**Aim of the exercise**
Omitting all pictures, print the lines of the listing from the one containing "Extract the structured" through the final line, both ends included, with no other text.

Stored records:
-=-=-=-=-

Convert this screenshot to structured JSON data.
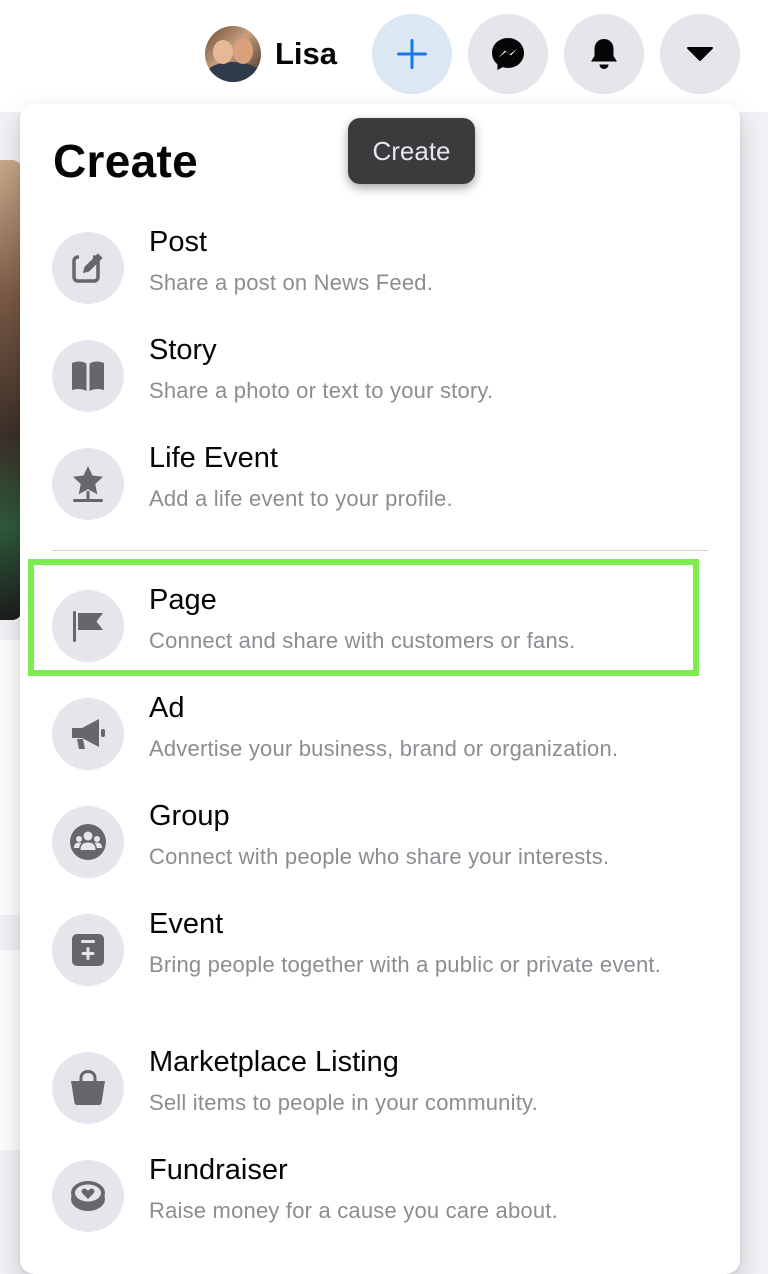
{
  "header": {
    "profile_name": "Lisa",
    "buttons": [
      {
        "name": "create",
        "icon": "plus-icon"
      },
      {
        "name": "messenger",
        "icon": "messenger-icon"
      },
      {
        "name": "notifications",
        "icon": "bell-icon"
      },
      {
        "name": "account",
        "icon": "caret-down-icon"
      }
    ]
  },
  "tooltip": {
    "text": "Create"
  },
  "menu": {
    "title": "Create",
    "items": [
      {
        "label": "Post",
        "description": "Share a post on News Feed.",
        "icon": "compose-icon"
      },
      {
        "label": "Story",
        "description": "Share a photo or text to your story.",
        "icon": "book-icon"
      },
      {
        "label": "Life Event",
        "description": "Add a life event to your profile.",
        "icon": "star-icon"
      },
      {
        "label": "Page",
        "description": "Connect and share with customers or fans.",
        "icon": "flag-icon"
      },
      {
        "label": "Ad",
        "description": "Advertise your business, brand or organization.",
        "icon": "megaphone-icon"
      },
      {
        "label": "Group",
        "description": "Connect with people who share your interests.",
        "icon": "group-icon"
      },
      {
        "label": "Event",
        "description": "Bring people together with a public or private event.",
        "icon": "calendar-plus-icon"
      },
      {
        "label": "Marketplace Listing",
        "description": "Sell items to people in your community.",
        "icon": "shopping-bag-icon"
      },
      {
        "label": "Fundraiser",
        "description": "Raise money for a cause you care about.",
        "icon": "heart-coin-icon"
      }
    ]
  },
  "colors": {
    "accent": "#1877f2",
    "icon_gray": "#65676b",
    "highlight": "#7dec4f"
  }
}
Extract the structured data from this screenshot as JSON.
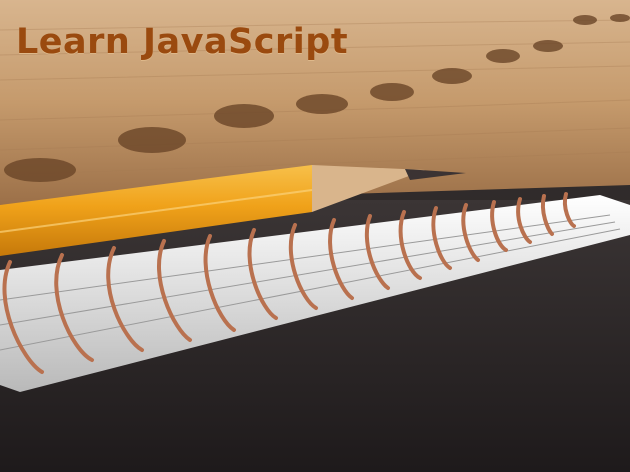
{
  "title": "Learn JavaScript",
  "colors": {
    "title": "#9a4a0f",
    "book_wood": "#c9a27a",
    "pencil_body": "#f0a21a",
    "pencil_tip": "#d9b58c",
    "spiral": "#b9714f",
    "paper": "#e8e8e8",
    "table": "#2b2627"
  },
  "icons": [
    "book",
    "pencil",
    "spiral-notebook"
  ]
}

-=-=-=-=-

**Task solution**
Extract the structured data from this screenshot as JSON.
{
  "title": "Learn JavaScript",
  "colors": {
    "title": "#9a4a0f",
    "book_wood": "#c9a27a",
    "pencil_body": "#f0a21a",
    "pencil_tip": "#d9b58c",
    "spiral": "#b9714f",
    "paper": "#e8e8e8",
    "table": "#2b2627"
  },
  "icons": [
    "book",
    "pencil",
    "spiral-notebook"
  ]
}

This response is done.